The problem | Transcribe each entry below exactly. Pictures do not go in the copy.

Records |
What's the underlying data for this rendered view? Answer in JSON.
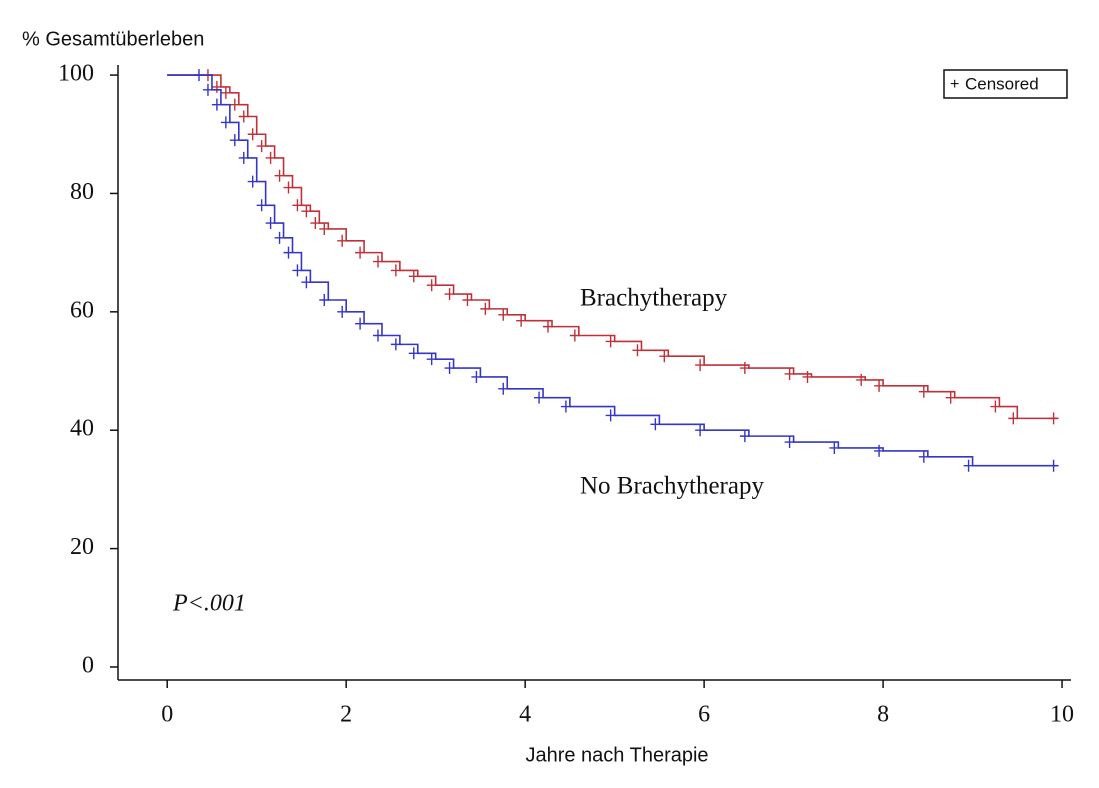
{
  "chart_data": {
    "type": "km",
    "ylabel": "% Gesamtüberleben",
    "xlabel": "Jahre nach Therapie",
    "annotation": "P<.001",
    "censor_label": "Censored",
    "xlim": [
      -0.55,
      10.1
    ],
    "xticks": [
      0,
      2,
      4,
      6,
      8,
      10
    ],
    "ylim": [
      -2.2,
      101.7
    ],
    "yticks": [
      0,
      20,
      40,
      60,
      80,
      100
    ],
    "series": [
      {
        "name": "Brachytherapy",
        "color": "#c0303a",
        "x": [
          0,
          0.5,
          0.6,
          0.7,
          0.8,
          0.9,
          1.0,
          1.1,
          1.2,
          1.3,
          1.4,
          1.5,
          1.6,
          1.7,
          1.8,
          2.0,
          2.2,
          2.4,
          2.6,
          2.8,
          3.0,
          3.2,
          3.4,
          3.6,
          3.8,
          4.0,
          4.3,
          4.6,
          5.0,
          5.3,
          5.6,
          6.0,
          6.5,
          7.0,
          7.2,
          7.8,
          8.0,
          8.5,
          8.8,
          9.3,
          9.5,
          9.95
        ],
        "values": [
          100,
          100,
          98,
          97,
          95,
          93,
          90,
          88,
          86,
          83,
          81,
          78,
          77,
          75,
          74,
          72,
          70,
          68.5,
          67,
          66,
          64.5,
          63,
          62,
          60.5,
          59.5,
          58.5,
          57.5,
          56,
          55,
          53.5,
          52.5,
          51,
          50.5,
          49.5,
          49,
          48.5,
          47.5,
          46.5,
          45.5,
          44,
          42,
          42
        ]
      },
      {
        "name": "No Brachytherapy",
        "color": "#3535c8",
        "x": [
          0,
          0.4,
          0.5,
          0.6,
          0.7,
          0.8,
          0.9,
          1.0,
          1.1,
          1.2,
          1.3,
          1.4,
          1.5,
          1.6,
          1.8,
          2.0,
          2.2,
          2.4,
          2.6,
          2.8,
          3.0,
          3.2,
          3.5,
          3.8,
          4.2,
          4.5,
          5.0,
          5.5,
          6.0,
          6.5,
          7.0,
          7.5,
          8.0,
          8.5,
          9.0,
          9.95
        ],
        "values": [
          100,
          100,
          97.5,
          95,
          92,
          89,
          86,
          82,
          78,
          75,
          72.5,
          70,
          67,
          65,
          62,
          60,
          58,
          56,
          54.5,
          53,
          52,
          50.5,
          49,
          47,
          45.5,
          44,
          42.5,
          41,
          40,
          39,
          38,
          37,
          36.5,
          35.5,
          34,
          34
        ]
      }
    ]
  }
}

Written answer |
What's the underlying data for this rendered view? Answer in JSON.
{
  "chart_data": {
    "type": "km",
    "ylabel": "% Gesamtüberleben",
    "xlabel": "Jahre nach Therapie",
    "annotation": "P<.001",
    "censor_label": "Censored",
    "xlim": [
      -0.55,
      10.1
    ],
    "xticks": [
      0,
      2,
      4,
      6,
      8,
      10
    ],
    "ylim": [
      -2.2,
      101.7
    ],
    "yticks": [
      0,
      20,
      40,
      60,
      80,
      100
    ],
    "series": [
      {
        "name": "Brachytherapy",
        "color": "#c0303a",
        "x": [
          0,
          0.5,
          0.6,
          0.7,
          0.8,
          0.9,
          1.0,
          1.1,
          1.2,
          1.3,
          1.4,
          1.5,
          1.6,
          1.7,
          1.8,
          2.0,
          2.2,
          2.4,
          2.6,
          2.8,
          3.0,
          3.2,
          3.4,
          3.6,
          3.8,
          4.0,
          4.3,
          4.6,
          5.0,
          5.3,
          5.6,
          6.0,
          6.5,
          7.0,
          7.2,
          7.8,
          8.0,
          8.5,
          8.8,
          9.3,
          9.5,
          9.95
        ],
        "values": [
          100,
          100,
          98,
          97,
          95,
          93,
          90,
          88,
          86,
          83,
          81,
          78,
          77,
          75,
          74,
          72,
          70,
          68.5,
          67,
          66,
          64.5,
          63,
          62,
          60.5,
          59.5,
          58.5,
          57.5,
          56,
          55,
          53.5,
          52.5,
          51,
          50.5,
          49.5,
          49,
          48.5,
          47.5,
          46.5,
          45.5,
          44,
          42,
          42
        ]
      },
      {
        "name": "No Brachytherapy",
        "color": "#3535c8",
        "x": [
          0,
          0.4,
          0.5,
          0.6,
          0.7,
          0.8,
          0.9,
          1.0,
          1.1,
          1.2,
          1.3,
          1.4,
          1.5,
          1.6,
          1.8,
          2.0,
          2.2,
          2.4,
          2.6,
          2.8,
          3.0,
          3.2,
          3.5,
          3.8,
          4.2,
          4.5,
          5.0,
          5.5,
          6.0,
          6.5,
          7.0,
          7.5,
          8.0,
          8.5,
          9.0,
          9.95
        ],
        "values": [
          100,
          100,
          97.5,
          95,
          92,
          89,
          86,
          82,
          78,
          75,
          72.5,
          70,
          67,
          65,
          62,
          60,
          58,
          56,
          54.5,
          53,
          52,
          50.5,
          49,
          47,
          45.5,
          44,
          42.5,
          41,
          40,
          39,
          38,
          37,
          36.5,
          35.5,
          34,
          34
        ]
      }
    ]
  }
}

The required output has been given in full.